DATA ROWS →
--
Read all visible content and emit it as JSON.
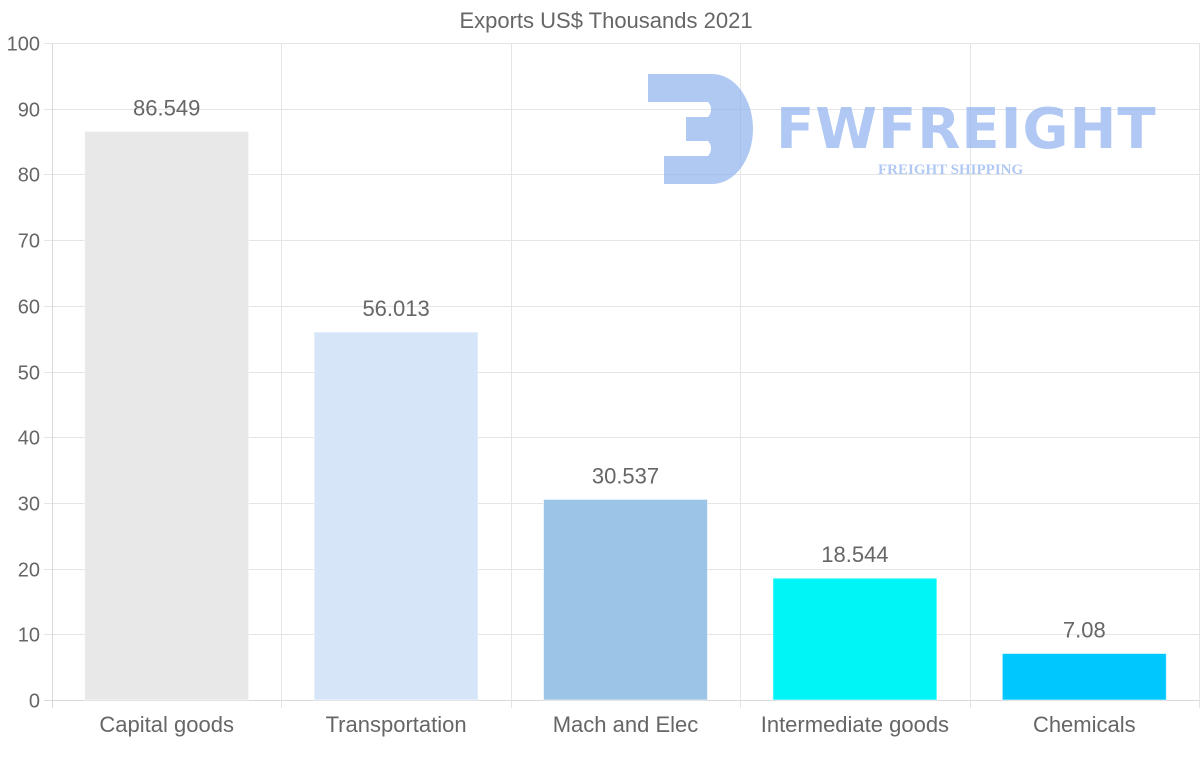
{
  "chart_data": {
    "type": "bar",
    "title": "Exports US$ Thousands 2021",
    "categories": [
      "Capital goods",
      "Transportation",
      "Mach and Elec",
      "Intermediate goods",
      "Chemicals"
    ],
    "values": [
      86.549,
      56.013,
      30.537,
      18.544,
      7.08
    ],
    "value_labels": [
      "86.549",
      "56.013",
      "30.537",
      "18.544",
      "7.08"
    ],
    "colors": [
      "#e8e8e8",
      "#d6e6f8",
      "#9cc4e6",
      "#00f5f7",
      "#00c8ff"
    ],
    "ylim": [
      0,
      100
    ],
    "yticks": [
      0,
      10,
      20,
      30,
      40,
      50,
      60,
      70,
      80,
      90,
      100
    ],
    "xlabel": "",
    "ylabel": "",
    "grid": true,
    "legend": "none"
  },
  "watermark": {
    "brand": "FWFREIGHT",
    "tagline": "FREIGHT SHIPPING",
    "color": "#8fb2ee"
  }
}
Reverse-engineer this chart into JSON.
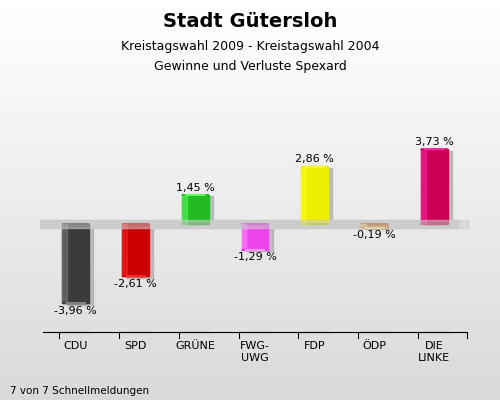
{
  "title": "Stadt Gütersloh",
  "subtitle1": "Kreistagswahl 2009 - Kreistagswahl 2004",
  "subtitle2": "Gewinne und Verluste Spexard",
  "categories": [
    "CDU",
    "SPD",
    "GRÜNE",
    "FWG-\nUWG",
    "FDP",
    "ÖDP",
    "DIE\nLINKE"
  ],
  "values": [
    -3.96,
    -2.61,
    1.45,
    -1.29,
    2.86,
    -0.19,
    3.73
  ],
  "value_labels": [
    "-3,96 %",
    "-2,61 %",
    "1,45 %",
    "-1,29 %",
    "2,86 %",
    "-0,19 %",
    "3,73 %"
  ],
  "colors": [
    "#3a3a3a",
    "#cc0000",
    "#22bb22",
    "#ee44ee",
    "#eeee00",
    "#cc7733",
    "#cc0055"
  ],
  "background_color": "#ffffff",
  "bar_width": 0.45,
  "ylim": [
    -5.2,
    5.2
  ],
  "footer": "7 von 7 Schnellmeldungen",
  "zero_band_color": "#cccccc",
  "shadow_color": "#aaaaaa",
  "title_fontsize": 14,
  "subtitle_fontsize": 9,
  "label_fontsize": 8
}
--
AIM OF THE TASK →
Omitting all images, print the listing exactly.

PROBLEM SOLUTION →
Read all visible content and emit it as JSON.
{
  "chart_data": {
    "type": "bar",
    "title": "Exports US$ Thousands 2021",
    "categories": [
      "Capital goods",
      "Transportation",
      "Mach and Elec",
      "Intermediate goods",
      "Chemicals"
    ],
    "values": [
      86.549,
      56.013,
      30.537,
      18.544,
      7.08
    ],
    "value_labels": [
      "86.549",
      "56.013",
      "30.537",
      "18.544",
      "7.08"
    ],
    "colors": [
      "#e8e8e8",
      "#d6e6f8",
      "#9cc4e6",
      "#00f5f7",
      "#00c8ff"
    ],
    "ylim": [
      0,
      100
    ],
    "yticks": [
      0,
      10,
      20,
      30,
      40,
      50,
      60,
      70,
      80,
      90,
      100
    ],
    "xlabel": "",
    "ylabel": "",
    "grid": true,
    "legend": "none"
  },
  "watermark": {
    "brand": "FWFREIGHT",
    "tagline": "FREIGHT SHIPPING",
    "color": "#8fb2ee"
  }
}
Reverse-engineer this chart into JSON.
{
  "title": "Stadt Gütersloh",
  "subtitle1": "Kreistagswahl 2009 - Kreistagswahl 2004",
  "subtitle2": "Gewinne und Verluste Spexard",
  "categories": [
    "CDU",
    "SPD",
    "GRÜNE",
    "FWG-\nUWG",
    "FDP",
    "ÖDP",
    "DIE\nLINKE"
  ],
  "values": [
    -3.96,
    -2.61,
    1.45,
    -1.29,
    2.86,
    -0.19,
    3.73
  ],
  "value_labels": [
    "-3,96 %",
    "-2,61 %",
    "1,45 %",
    "-1,29 %",
    "2,86 %",
    "-0,19 %",
    "3,73 %"
  ],
  "colors": [
    "#3a3a3a",
    "#cc0000",
    "#22bb22",
    "#ee44ee",
    "#eeee00",
    "#cc7733",
    "#cc0055"
  ],
  "background_color": "#ffffff",
  "bar_width": 0.45,
  "ylim": [
    -5.2,
    5.2
  ],
  "footer": "7 von 7 Schnellmeldungen",
  "zero_band_color": "#cccccc",
  "shadow_color": "#aaaaaa",
  "title_fontsize": 14,
  "subtitle_fontsize": 9,
  "label_fontsize": 8
}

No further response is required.